OBJECTIVE >> Repeat, without any change, the entries presented below.

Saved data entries
○ ○ ○ ○ ○ ○ ○

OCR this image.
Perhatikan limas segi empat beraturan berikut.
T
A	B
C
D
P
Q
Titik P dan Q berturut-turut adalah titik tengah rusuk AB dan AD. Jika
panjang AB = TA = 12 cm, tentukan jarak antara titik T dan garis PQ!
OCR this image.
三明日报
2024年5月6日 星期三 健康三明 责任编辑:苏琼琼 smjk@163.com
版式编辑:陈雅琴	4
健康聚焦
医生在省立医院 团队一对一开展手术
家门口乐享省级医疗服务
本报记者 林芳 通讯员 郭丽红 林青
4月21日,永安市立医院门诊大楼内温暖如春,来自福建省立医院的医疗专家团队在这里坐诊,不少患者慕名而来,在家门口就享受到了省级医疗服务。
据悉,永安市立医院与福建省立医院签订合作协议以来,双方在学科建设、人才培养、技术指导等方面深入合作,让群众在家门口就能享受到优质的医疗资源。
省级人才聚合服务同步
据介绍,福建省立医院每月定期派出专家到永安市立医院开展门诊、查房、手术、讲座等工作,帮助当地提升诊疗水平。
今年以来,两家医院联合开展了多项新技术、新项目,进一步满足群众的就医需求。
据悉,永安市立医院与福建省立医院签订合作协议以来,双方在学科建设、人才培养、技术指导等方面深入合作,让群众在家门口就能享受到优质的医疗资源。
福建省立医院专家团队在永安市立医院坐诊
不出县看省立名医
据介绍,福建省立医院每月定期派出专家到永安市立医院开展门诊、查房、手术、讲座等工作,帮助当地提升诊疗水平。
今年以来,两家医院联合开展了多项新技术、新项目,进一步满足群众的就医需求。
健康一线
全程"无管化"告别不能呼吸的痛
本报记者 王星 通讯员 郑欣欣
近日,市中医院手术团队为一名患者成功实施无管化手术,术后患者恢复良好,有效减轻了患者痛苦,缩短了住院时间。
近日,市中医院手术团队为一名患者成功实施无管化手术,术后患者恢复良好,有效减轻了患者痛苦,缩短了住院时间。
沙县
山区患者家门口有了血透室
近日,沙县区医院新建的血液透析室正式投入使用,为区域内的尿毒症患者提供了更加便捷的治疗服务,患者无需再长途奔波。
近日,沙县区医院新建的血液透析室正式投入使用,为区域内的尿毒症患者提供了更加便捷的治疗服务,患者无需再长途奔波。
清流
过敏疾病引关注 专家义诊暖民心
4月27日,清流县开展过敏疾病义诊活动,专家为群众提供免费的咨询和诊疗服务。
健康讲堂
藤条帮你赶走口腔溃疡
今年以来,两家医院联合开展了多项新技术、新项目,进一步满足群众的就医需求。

○ ○ ○ ○ ○ ○ ○

CORRECT ANSWER >>
OCR this image.
Perhatikan limas segi empat beraturan berikut.
T
A	B
C
D
P
Q
Titik P dan Q berturut-turut adalah titik tengah rusuk AB dan AD. Jika
panjang AB = TA = 12 cm, tentukan jarak antara titik T dan garis PQ!
OCR this image.
三明日报
2024年5月6日 星期三 健康三明 责任编辑:苏琼琼 smjk@163.com
版式编辑:陈雅琴	4
健康聚焦
医生在省立医院 团队一对一开展手术
家门口乐享省级医疗服务
本报记者 林芳 通讯员 郭丽红 林青
4月21日,永安市立医院门诊大楼内温暖如春,来自福建省立医院的医疗专家团队在这里坐诊,不少患者慕名而来,在家门口就享受到了省级医疗服务。
据悉,永安市立医院与福建省立医院签订合作协议以来,双方在学科建设、人才培养、技术指导等方面深入合作,让群众在家门口就能享受到优质的医疗资源。
省级人才聚合服务同步
据介绍,福建省立医院每月定期派出专家到永安市立医院开展门诊、查房、手术、讲座等工作,帮助当地提升诊疗水平。
今年以来,两家医院联合开展了多项新技术、新项目,进一步满足群众的就医需求。
据悉,永安市立医院与福建省立医院签订合作协议以来,双方在学科建设、人才培养、技术指导等方面深入合作,让群众在家门口就能享受到优质的医疗资源。
福建省立医院专家团队在永安市立医院坐诊
不出县看省立名医
据介绍,福建省立医院每月定期派出专家到永安市立医院开展门诊、查房、手术、讲座等工作,帮助当地提升诊疗水平。
今年以来,两家医院联合开展了多项新技术、新项目,进一步满足群众的就医需求。
健康一线
全程"无管化"告别不能呼吸的痛
本报记者 王星 通讯员 郑欣欣
近日,市中医院手术团队为一名患者成功实施无管化手术,术后患者恢复良好,有效减轻了患者痛苦,缩短了住院时间。
近日,市中医院手术团队为一名患者成功实施无管化手术,术后患者恢复良好,有效减轻了患者痛苦,缩短了住院时间。
沙县
山区患者家门口有了血透室
近日,沙县区医院新建的血液透析室正式投入使用,为区域内的尿毒症患者提供了更加便捷的治疗服务,患者无需再长途奔波。
近日,沙县区医院新建的血液透析室正式投入使用,为区域内的尿毒症患者提供了更加便捷的治疗服务,患者无需再长途奔波。
清流
过敏疾病引关注 专家义诊暖民心
4月27日,清流县开展过敏疾病义诊活动,专家为群众提供免费的咨询和诊疗服务。
健康讲堂
藤条帮你赶走口腔溃疡
今年以来,两家医院联合开展了多项新技术、新项目,进一步满足群众的就医需求。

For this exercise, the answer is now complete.